EXERCISE -> Without the pictures, copy the entries below word for word.
═════ EXERCISE DATA ═════
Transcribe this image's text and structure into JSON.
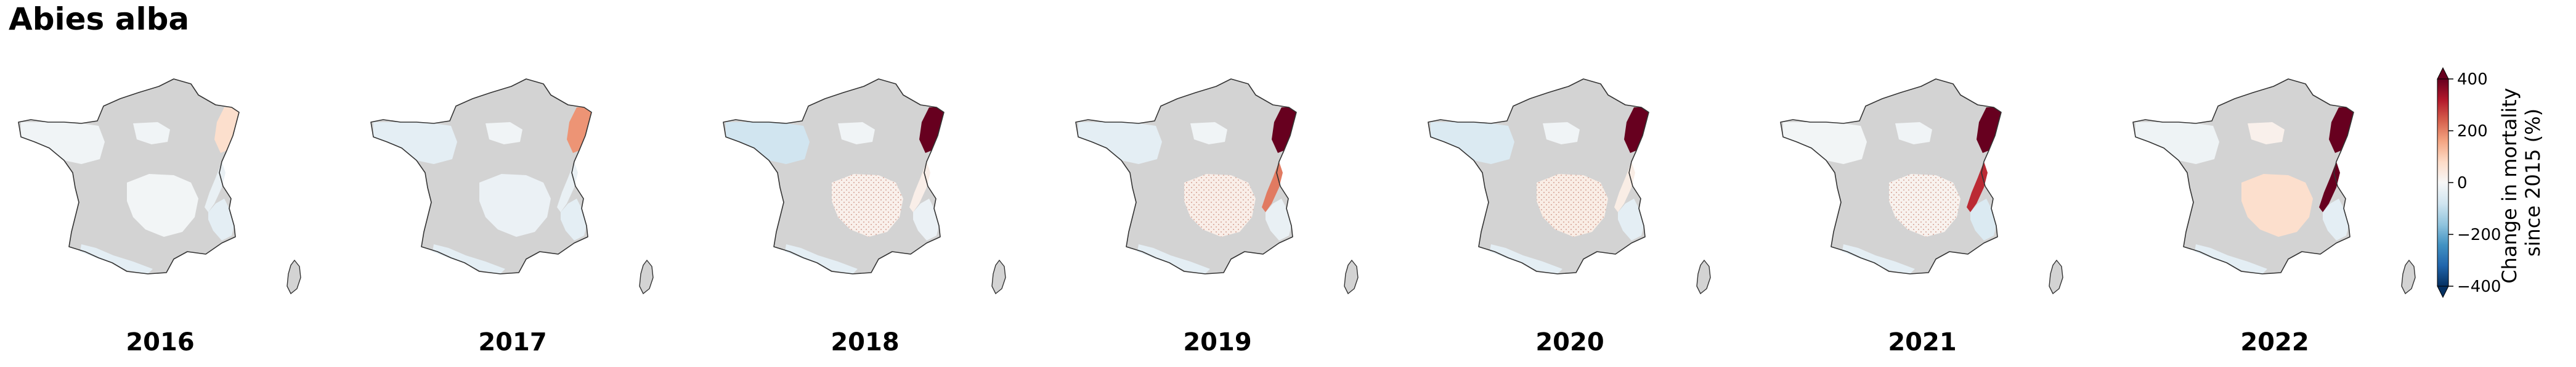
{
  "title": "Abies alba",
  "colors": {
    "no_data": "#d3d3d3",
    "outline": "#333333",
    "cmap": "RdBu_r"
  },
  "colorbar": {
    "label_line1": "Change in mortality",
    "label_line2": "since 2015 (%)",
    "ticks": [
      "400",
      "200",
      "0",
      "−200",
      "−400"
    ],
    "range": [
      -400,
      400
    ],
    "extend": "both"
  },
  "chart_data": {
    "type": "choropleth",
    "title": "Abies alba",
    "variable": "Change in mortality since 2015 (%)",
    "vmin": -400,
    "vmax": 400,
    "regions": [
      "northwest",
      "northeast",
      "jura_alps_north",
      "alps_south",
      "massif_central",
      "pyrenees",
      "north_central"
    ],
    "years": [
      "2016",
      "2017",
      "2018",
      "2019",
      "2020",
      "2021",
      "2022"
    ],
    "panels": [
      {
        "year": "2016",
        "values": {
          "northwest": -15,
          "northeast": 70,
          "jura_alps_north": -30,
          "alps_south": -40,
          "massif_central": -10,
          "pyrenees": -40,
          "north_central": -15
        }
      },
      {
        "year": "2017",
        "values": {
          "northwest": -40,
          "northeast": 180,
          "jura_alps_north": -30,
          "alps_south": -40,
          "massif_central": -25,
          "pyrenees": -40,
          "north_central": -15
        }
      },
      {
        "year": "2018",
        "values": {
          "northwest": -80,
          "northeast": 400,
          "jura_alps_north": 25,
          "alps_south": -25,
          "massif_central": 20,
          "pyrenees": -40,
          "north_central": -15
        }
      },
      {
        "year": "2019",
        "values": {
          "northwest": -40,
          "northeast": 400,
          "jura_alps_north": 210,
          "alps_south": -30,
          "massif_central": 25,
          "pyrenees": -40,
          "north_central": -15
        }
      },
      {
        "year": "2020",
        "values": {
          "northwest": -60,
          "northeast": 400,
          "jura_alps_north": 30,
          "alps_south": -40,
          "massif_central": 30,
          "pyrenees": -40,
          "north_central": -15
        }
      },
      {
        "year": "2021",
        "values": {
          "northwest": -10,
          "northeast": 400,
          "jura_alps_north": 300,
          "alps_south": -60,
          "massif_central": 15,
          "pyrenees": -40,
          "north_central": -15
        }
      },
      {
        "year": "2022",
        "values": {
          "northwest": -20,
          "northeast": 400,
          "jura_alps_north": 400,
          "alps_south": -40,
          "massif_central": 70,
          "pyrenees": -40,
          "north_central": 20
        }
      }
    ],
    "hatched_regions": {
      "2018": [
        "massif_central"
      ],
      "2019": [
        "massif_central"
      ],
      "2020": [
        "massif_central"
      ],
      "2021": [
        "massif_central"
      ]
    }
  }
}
═════
SOLUTION FOR THIS TASK ->
Transcribe this image's text and structure into JSON.
{
  "title": "Abies alba",
  "colors": {
    "no_data": "#d3d3d3",
    "outline": "#333333",
    "cmap": "RdBu_r"
  },
  "colorbar": {
    "label_line1": "Change in mortality",
    "label_line2": "since 2015 (%)",
    "ticks": [
      "400",
      "200",
      "0",
      "−200",
      "−400"
    ],
    "range": [
      -400,
      400
    ],
    "extend": "both"
  },
  "chart_data": {
    "type": "choropleth",
    "title": "Abies alba",
    "variable": "Change in mortality since 2015 (%)",
    "vmin": -400,
    "vmax": 400,
    "regions": [
      "northwest",
      "northeast",
      "jura_alps_north",
      "alps_south",
      "massif_central",
      "pyrenees",
      "north_central"
    ],
    "years": [
      "2016",
      "2017",
      "2018",
      "2019",
      "2020",
      "2021",
      "2022"
    ],
    "panels": [
      {
        "year": "2016",
        "values": {
          "northwest": -15,
          "northeast": 70,
          "jura_alps_north": -30,
          "alps_south": -40,
          "massif_central": -10,
          "pyrenees": -40,
          "north_central": -15
        }
      },
      {
        "year": "2017",
        "values": {
          "northwest": -40,
          "northeast": 180,
          "jura_alps_north": -30,
          "alps_south": -40,
          "massif_central": -25,
          "pyrenees": -40,
          "north_central": -15
        }
      },
      {
        "year": "2018",
        "values": {
          "northwest": -80,
          "northeast": 400,
          "jura_alps_north": 25,
          "alps_south": -25,
          "massif_central": 20,
          "pyrenees": -40,
          "north_central": -15
        }
      },
      {
        "year": "2019",
        "values": {
          "northwest": -40,
          "northeast": 400,
          "jura_alps_north": 210,
          "alps_south": -30,
          "massif_central": 25,
          "pyrenees": -40,
          "north_central": -15
        }
      },
      {
        "year": "2020",
        "values": {
          "northwest": -60,
          "northeast": 400,
          "jura_alps_north": 30,
          "alps_south": -40,
          "massif_central": 30,
          "pyrenees": -40,
          "north_central": -15
        }
      },
      {
        "year": "2021",
        "values": {
          "northwest": -10,
          "northeast": 400,
          "jura_alps_north": 300,
          "alps_south": -60,
          "massif_central": 15,
          "pyrenees": -40,
          "north_central": -15
        }
      },
      {
        "year": "2022",
        "values": {
          "northwest": -20,
          "northeast": 400,
          "jura_alps_north": 400,
          "alps_south": -40,
          "massif_central": 70,
          "pyrenees": -40,
          "north_central": 20
        }
      }
    ],
    "hatched_regions": {
      "2018": [
        "massif_central"
      ],
      "2019": [
        "massif_central"
      ],
      "2020": [
        "massif_central"
      ],
      "2021": [
        "massif_central"
      ]
    }
  }
}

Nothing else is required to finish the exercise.